_SET TASK:_
Could you output each line of the data that follows exactly?

Dataset items:

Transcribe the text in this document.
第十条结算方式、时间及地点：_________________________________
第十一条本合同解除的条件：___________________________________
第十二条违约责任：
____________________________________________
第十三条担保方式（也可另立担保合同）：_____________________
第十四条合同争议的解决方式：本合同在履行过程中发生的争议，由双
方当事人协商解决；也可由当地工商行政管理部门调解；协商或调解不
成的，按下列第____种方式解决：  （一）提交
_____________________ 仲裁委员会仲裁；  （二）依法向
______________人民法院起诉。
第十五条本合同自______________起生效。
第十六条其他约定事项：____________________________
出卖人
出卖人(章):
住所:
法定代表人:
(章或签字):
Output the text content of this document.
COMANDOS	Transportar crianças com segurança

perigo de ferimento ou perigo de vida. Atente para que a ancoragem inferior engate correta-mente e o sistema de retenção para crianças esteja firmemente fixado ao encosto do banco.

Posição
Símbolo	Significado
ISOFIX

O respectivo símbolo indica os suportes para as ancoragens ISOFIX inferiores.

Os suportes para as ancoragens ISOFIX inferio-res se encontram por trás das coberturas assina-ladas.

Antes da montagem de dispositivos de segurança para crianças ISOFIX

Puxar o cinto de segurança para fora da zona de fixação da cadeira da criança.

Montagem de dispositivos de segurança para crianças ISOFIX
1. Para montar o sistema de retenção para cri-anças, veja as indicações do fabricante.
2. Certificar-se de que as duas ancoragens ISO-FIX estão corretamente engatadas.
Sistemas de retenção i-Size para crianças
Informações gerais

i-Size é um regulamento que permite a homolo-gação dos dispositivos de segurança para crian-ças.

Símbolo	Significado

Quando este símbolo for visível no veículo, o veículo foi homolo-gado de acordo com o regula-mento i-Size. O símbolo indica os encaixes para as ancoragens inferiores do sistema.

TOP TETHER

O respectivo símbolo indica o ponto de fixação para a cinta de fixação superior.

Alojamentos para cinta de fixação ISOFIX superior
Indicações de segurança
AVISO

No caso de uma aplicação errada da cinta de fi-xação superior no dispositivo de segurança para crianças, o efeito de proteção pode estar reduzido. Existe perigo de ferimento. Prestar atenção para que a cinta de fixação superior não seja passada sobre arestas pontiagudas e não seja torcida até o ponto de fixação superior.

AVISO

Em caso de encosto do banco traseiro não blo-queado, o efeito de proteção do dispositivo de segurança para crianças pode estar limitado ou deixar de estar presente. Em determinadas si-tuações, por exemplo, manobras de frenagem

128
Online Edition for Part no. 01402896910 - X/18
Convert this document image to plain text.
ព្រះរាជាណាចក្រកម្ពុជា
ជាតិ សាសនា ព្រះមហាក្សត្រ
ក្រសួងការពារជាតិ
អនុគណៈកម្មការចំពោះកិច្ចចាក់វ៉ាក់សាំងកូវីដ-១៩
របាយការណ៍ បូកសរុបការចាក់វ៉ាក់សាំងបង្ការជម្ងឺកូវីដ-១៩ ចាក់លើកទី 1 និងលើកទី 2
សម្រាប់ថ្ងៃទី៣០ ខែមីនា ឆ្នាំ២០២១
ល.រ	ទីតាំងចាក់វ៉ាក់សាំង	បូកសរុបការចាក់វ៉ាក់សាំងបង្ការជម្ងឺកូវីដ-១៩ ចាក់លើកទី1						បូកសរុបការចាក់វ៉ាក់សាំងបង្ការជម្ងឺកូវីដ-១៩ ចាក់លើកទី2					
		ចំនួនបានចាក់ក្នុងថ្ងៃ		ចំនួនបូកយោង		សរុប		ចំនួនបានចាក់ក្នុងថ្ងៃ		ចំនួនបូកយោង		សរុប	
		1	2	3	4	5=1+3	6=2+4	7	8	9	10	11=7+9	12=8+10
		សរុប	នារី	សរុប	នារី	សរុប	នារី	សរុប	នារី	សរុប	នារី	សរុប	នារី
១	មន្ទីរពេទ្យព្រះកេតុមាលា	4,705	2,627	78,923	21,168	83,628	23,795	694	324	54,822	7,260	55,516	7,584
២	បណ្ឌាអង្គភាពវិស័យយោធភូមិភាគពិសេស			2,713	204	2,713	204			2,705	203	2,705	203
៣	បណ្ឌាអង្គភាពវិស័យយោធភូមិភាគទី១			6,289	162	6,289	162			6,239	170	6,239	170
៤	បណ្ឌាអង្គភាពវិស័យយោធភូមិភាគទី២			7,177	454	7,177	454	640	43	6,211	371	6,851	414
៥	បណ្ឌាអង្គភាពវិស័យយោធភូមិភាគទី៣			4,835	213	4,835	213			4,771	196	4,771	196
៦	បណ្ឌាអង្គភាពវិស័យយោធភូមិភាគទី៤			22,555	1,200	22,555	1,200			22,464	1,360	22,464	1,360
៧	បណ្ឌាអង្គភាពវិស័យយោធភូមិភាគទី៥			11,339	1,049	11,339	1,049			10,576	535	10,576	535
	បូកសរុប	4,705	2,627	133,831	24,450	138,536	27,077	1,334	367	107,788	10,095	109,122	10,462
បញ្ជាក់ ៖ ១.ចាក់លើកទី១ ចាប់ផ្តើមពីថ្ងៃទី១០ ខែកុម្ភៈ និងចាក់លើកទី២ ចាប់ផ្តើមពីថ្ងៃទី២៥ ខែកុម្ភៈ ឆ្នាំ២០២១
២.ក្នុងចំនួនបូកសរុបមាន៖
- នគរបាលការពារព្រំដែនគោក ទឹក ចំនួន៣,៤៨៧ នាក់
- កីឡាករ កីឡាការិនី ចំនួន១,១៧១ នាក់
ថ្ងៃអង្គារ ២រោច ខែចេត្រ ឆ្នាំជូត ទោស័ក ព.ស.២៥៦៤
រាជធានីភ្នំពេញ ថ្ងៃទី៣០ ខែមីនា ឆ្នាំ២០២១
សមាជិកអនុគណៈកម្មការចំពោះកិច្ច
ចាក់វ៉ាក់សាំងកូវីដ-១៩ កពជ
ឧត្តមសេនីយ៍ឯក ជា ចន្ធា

_IN RESPONSE:_
Transcribe the text in this document.
第十条结算方式、时间及地点：_________________________________
第十一条本合同解除的条件：___________________________________
第十二条违约责任：
____________________________________________
第十三条担保方式（也可另立担保合同）：_____________________
第十四条合同争议的解决方式：本合同在履行过程中发生的争议，由双
方当事人协商解决；也可由当地工商行政管理部门调解；协商或调解不
成的，按下列第____种方式解决：  （一）提交
_____________________ 仲裁委员会仲裁；  （二）依法向
______________人民法院起诉。
第十五条本合同自______________起生效。
第十六条其他约定事项：____________________________
出卖人
出卖人(章):
住所:
法定代表人:
(章或签字):
Output the text content of this document.
COMANDOS	Transportar crianças com segurança

perigo de ferimento ou perigo de vida. Atente para que a ancoragem inferior engate correta-mente e o sistema de retenção para crianças esteja firmemente fixado ao encosto do banco.

Posição
Símbolo	Significado
ISOFIX

O respectivo símbolo indica os suportes para as ancoragens ISOFIX inferiores.

Os suportes para as ancoragens ISOFIX inferio-res se encontram por trás das coberturas assina-ladas.

Antes da montagem de dispositivos de segurança para crianças ISOFIX

Puxar o cinto de segurança para fora da zona de fixação da cadeira da criança.

Montagem de dispositivos de segurança para crianças ISOFIX
1. Para montar o sistema de retenção para cri-anças, veja as indicações do fabricante.
2. Certificar-se de que as duas ancoragens ISO-FIX estão corretamente engatadas.
Sistemas de retenção i-Size para crianças
Informações gerais

i-Size é um regulamento que permite a homolo-gação dos dispositivos de segurança para crian-ças.

Símbolo	Significado

Quando este símbolo for visível no veículo, o veículo foi homolo-gado de acordo com o regula-mento i-Size. O símbolo indica os encaixes para as ancoragens inferiores do sistema.

TOP TETHER

O respectivo símbolo indica o ponto de fixação para a cinta de fixação superior.

Alojamentos para cinta de fixação ISOFIX superior
Indicações de segurança
AVISO

No caso de uma aplicação errada da cinta de fi-xação superior no dispositivo de segurança para crianças, o efeito de proteção pode estar reduzido. Existe perigo de ferimento. Prestar atenção para que a cinta de fixação superior não seja passada sobre arestas pontiagudas e não seja torcida até o ponto de fixação superior.

AVISO

Em caso de encosto do banco traseiro não blo-queado, o efeito de proteção do dispositivo de segurança para crianças pode estar limitado ou deixar de estar presente. Em determinadas si-tuações, por exemplo, manobras de frenagem

128
Online Edition for Part no. 01402896910 - X/18
Convert this document image to plain text.
ព្រះរាជាណាចក្រកម្ពុជា
ជាតិ សាសនា ព្រះមហាក្សត្រ
ក្រសួងការពារជាតិ
អនុគណៈកម្មការចំពោះកិច្ចចាក់វ៉ាក់សាំងកូវីដ-១៩
របាយការណ៍ បូកសរុបការចាក់វ៉ាក់សាំងបង្ការជម្ងឺកូវីដ-១៩ ចាក់លើកទី 1 និងលើកទី 2
សម្រាប់ថ្ងៃទី៣០ ខែមីនា ឆ្នាំ២០២១
ល.រ	ទីតាំងចាក់វ៉ាក់សាំង	បូកសរុបការចាក់វ៉ាក់សាំងបង្ការជម្ងឺកូវីដ-១៩ ចាក់លើកទី1						បូកសរុបការចាក់វ៉ាក់សាំងបង្ការជម្ងឺកូវីដ-១៩ ចាក់លើកទី2					
		ចំនួនបានចាក់ក្នុងថ្ងៃ		ចំនួនបូកយោង		សរុប		ចំនួនបានចាក់ក្នុងថ្ងៃ		ចំនួនបូកយោង		សរុប	
		1	2	3	4	5=1+3	6=2+4	7	8	9	10	11=7+9	12=8+10
		សរុប	នារី	សរុប	នារី	សរុប	នារី	សរុប	នារី	សរុប	នារី	សរុប	នារី
១	មន្ទីរពេទ្យព្រះកេតុមាលា	4,705	2,627	78,923	21,168	83,628	23,795	694	324	54,822	7,260	55,516	7,584
២	បណ្ឌាអង្គភាពវិស័យយោធភូមិភាគពិសេស			2,713	204	2,713	204			2,705	203	2,705	203
៣	បណ្ឌាអង្គភាពវិស័យយោធភូមិភាគទី១			6,289	162	6,289	162			6,239	170	6,239	170
៤	បណ្ឌាអង្គភាពវិស័យយោធភូមិភាគទី២			7,177	454	7,177	454	640	43	6,211	371	6,851	414
៥	បណ្ឌាអង្គភាពវិស័យយោធភូមិភាគទី៣			4,835	213	4,835	213			4,771	196	4,771	196
៦	បណ្ឌាអង្គភាពវិស័យយោធភូមិភាគទី៤			22,555	1,200	22,555	1,200			22,464	1,360	22,464	1,360
៧	បណ្ឌាអង្គភាពវិស័យយោធភូមិភាគទី៥			11,339	1,049	11,339	1,049			10,576	535	10,576	535
	បូកសរុប	4,705	2,627	133,831	24,450	138,536	27,077	1,334	367	107,788	10,095	109,122	10,462
បញ្ជាក់ ៖ ១.ចាក់លើកទី១ ចាប់ផ្តើមពីថ្ងៃទី១០ ខែកុម្ភៈ និងចាក់លើកទី២ ចាប់ផ្តើមពីថ្ងៃទី២៥ ខែកុម្ភៈ ឆ្នាំ២០២១
២.ក្នុងចំនួនបូកសរុបមាន៖
- នគរបាលការពារព្រំដែនគោក ទឹក ចំនួន៣,៤៨៧ នាក់
- កីឡាករ កីឡាការិនី ចំនួន១,១៧១ នាក់
ថ្ងៃអង្គារ ២រោច ខែចេត្រ ឆ្នាំជូត ទោស័ក ព.ស.២៥៦៤
រាជធានីភ្នំពេញ ថ្ងៃទី៣០ ខែមីនា ឆ្នាំ២០២១
សមាជិកអនុគណៈកម្មការចំពោះកិច្ច
ចាក់វ៉ាក់សាំងកូវីដ-១៩ កពជ
ឧត្តមសេនីយ៍ឯក ជា ចន្ធា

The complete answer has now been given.